[Collected data]

Begin

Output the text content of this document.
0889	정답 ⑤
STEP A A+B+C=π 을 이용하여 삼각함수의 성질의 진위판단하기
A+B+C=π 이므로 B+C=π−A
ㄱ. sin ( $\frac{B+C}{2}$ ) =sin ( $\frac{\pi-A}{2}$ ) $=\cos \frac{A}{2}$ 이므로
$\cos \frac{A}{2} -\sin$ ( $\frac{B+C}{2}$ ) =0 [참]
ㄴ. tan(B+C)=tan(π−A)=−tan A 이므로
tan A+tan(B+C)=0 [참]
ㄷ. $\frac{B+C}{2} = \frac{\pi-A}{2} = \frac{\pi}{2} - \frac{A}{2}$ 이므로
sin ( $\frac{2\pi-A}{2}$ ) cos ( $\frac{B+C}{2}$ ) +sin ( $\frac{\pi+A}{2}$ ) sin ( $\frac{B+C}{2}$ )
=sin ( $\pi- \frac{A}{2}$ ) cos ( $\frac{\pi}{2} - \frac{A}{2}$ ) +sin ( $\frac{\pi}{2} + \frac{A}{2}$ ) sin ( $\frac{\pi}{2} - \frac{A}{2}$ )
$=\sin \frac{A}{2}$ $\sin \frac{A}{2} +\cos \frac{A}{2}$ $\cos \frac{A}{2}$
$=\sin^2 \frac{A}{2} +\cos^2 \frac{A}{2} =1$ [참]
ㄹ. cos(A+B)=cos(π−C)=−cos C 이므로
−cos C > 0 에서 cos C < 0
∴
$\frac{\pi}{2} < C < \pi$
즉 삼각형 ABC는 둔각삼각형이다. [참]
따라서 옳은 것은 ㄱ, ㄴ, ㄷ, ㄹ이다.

End

:: WHAT YOU SHOULD DO ::
Copy out the full material exactly as it appears.

:: TASK OUTPUT ::
Output the text content of this document.
0889	정답 ⑤
STEP A A+B+C=π 을 이용하여 삼각함수의 성질의 진위판단하기
A+B+C=π 이므로 B+C=π−A
ㄱ. sin ( $\frac{B+C}{2}$ ) =sin ( $\frac{\pi-A}{2}$ ) $=\cos \frac{A}{2}$ 이므로
$\cos \frac{A}{2} -\sin$ ( $\frac{B+C}{2}$ ) =0 [참]
ㄴ. tan(B+C)=tan(π−A)=−tan A 이므로
tan A+tan(B+C)=0 [참]
ㄷ. $\frac{B+C}{2} = \frac{\pi-A}{2} = \frac{\pi}{2} - \frac{A}{2}$ 이므로
sin ( $\frac{2\pi-A}{2}$ ) cos ( $\frac{B+C}{2}$ ) +sin ( $\frac{\pi+A}{2}$ ) sin ( $\frac{B+C}{2}$ )
=sin ( $\pi- \frac{A}{2}$ ) cos ( $\frac{\pi}{2} - \frac{A}{2}$ ) +sin ( $\frac{\pi}{2} + \frac{A}{2}$ ) sin ( $\frac{\pi}{2} - \frac{A}{2}$ )
$=\sin \frac{A}{2}$ $\sin \frac{A}{2} +\cos \frac{A}{2}$ $\cos \frac{A}{2}$
$=\sin^2 \frac{A}{2} +\cos^2 \frac{A}{2} =1$ [참]
ㄹ. cos(A+B)=cos(π−C)=−cos C 이므로
−cos C > 0 에서 cos C < 0
∴
$\frac{\pi}{2} < C < \pi$
즉 삼각형 ABC는 둔각삼각형이다. [참]
따라서 옳은 것은 ㄱ, ㄴ, ㄷ, ㄹ이다.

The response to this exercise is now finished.